> **To be done**: Across the listing below, how many lines hold "description"? Reply with the number by itself.

** START OF Task material **

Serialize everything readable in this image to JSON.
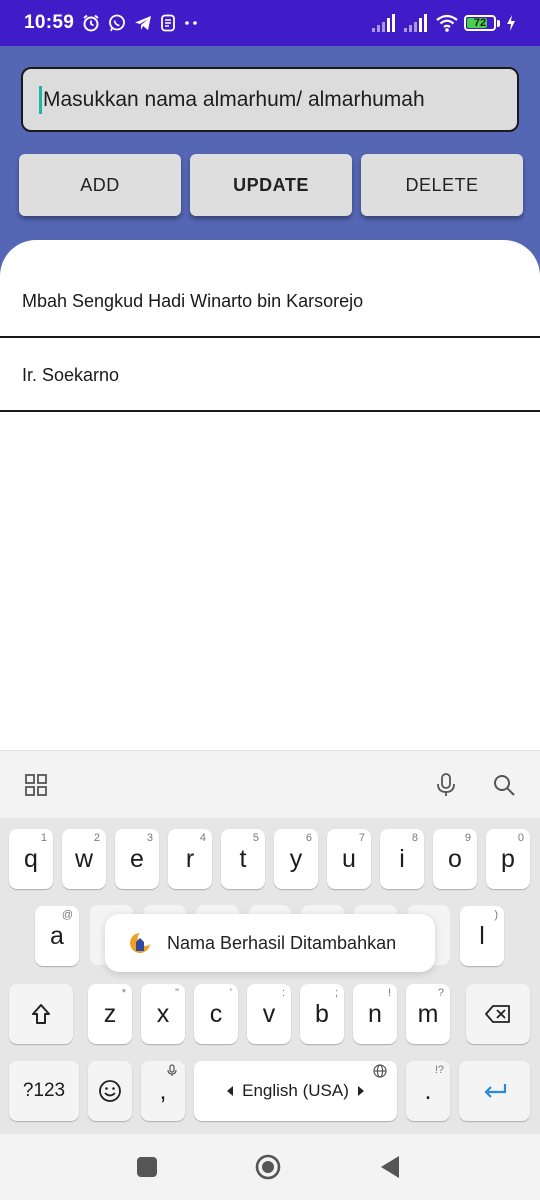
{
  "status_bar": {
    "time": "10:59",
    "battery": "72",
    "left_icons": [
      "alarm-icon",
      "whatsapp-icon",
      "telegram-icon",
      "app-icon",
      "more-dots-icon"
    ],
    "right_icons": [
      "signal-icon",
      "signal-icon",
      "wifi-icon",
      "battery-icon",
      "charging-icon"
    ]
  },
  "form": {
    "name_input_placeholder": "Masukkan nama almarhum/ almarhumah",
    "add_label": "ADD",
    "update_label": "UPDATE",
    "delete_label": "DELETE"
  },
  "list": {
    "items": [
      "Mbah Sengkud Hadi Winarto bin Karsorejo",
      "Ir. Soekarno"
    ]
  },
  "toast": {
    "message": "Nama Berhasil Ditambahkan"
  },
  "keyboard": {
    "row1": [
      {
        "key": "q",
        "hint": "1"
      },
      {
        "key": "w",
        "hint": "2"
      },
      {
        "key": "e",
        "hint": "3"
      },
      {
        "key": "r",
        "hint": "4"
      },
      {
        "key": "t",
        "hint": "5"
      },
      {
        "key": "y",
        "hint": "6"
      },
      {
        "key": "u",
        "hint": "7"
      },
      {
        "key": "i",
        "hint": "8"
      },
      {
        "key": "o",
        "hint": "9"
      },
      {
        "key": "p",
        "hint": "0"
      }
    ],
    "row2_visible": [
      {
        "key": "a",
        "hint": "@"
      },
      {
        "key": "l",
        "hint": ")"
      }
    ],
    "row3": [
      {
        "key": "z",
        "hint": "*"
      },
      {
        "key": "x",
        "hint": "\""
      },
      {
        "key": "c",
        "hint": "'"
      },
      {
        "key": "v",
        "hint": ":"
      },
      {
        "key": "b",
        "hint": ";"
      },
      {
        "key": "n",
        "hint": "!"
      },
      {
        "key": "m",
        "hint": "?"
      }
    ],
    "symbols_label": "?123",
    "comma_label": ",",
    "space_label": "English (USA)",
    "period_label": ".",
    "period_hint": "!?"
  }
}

** END OF Task material **
** START OF Task material **

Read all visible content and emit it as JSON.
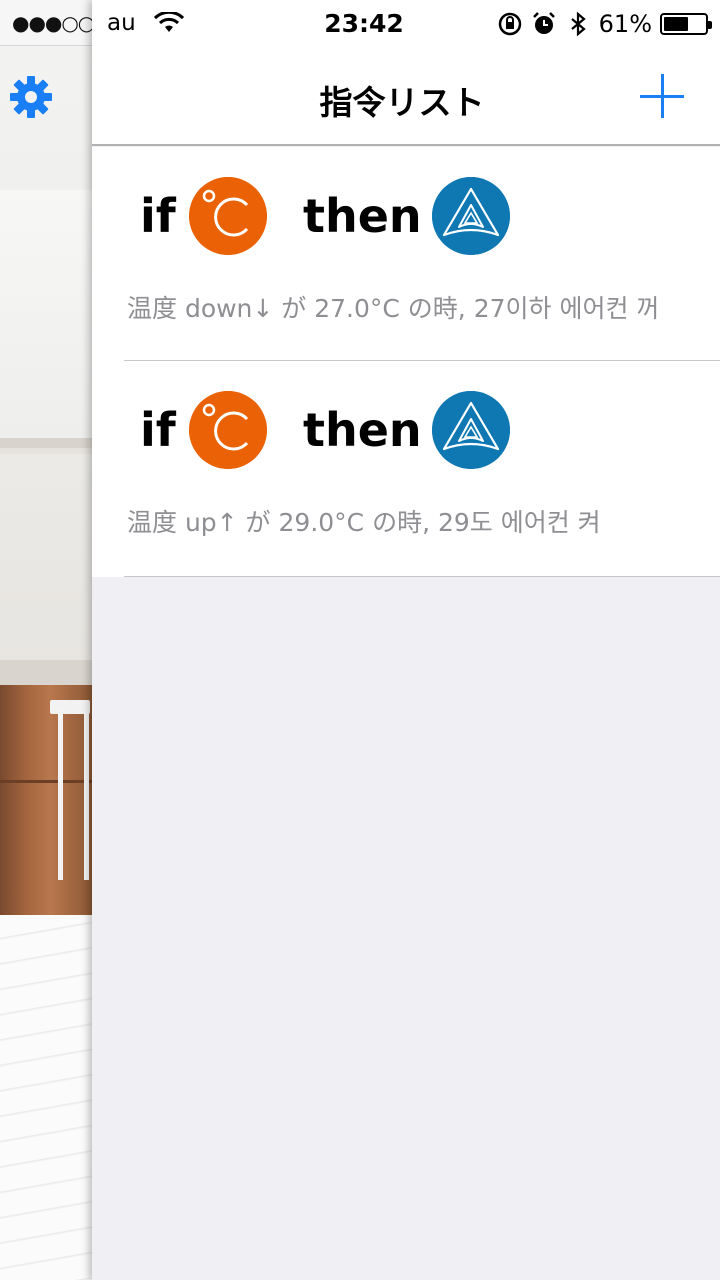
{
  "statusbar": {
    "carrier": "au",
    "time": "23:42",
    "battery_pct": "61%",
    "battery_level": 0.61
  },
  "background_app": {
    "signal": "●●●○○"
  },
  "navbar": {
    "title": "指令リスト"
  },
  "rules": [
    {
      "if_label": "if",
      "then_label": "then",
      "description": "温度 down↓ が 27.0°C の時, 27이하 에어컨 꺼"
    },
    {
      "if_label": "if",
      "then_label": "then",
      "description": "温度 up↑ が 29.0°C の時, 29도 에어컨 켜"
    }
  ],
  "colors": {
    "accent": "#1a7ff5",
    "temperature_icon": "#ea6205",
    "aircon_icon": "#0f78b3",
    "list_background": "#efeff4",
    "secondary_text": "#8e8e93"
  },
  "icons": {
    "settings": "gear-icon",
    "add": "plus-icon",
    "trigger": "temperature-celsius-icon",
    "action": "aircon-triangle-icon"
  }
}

** END OF Task material **

> **Complete response**: 2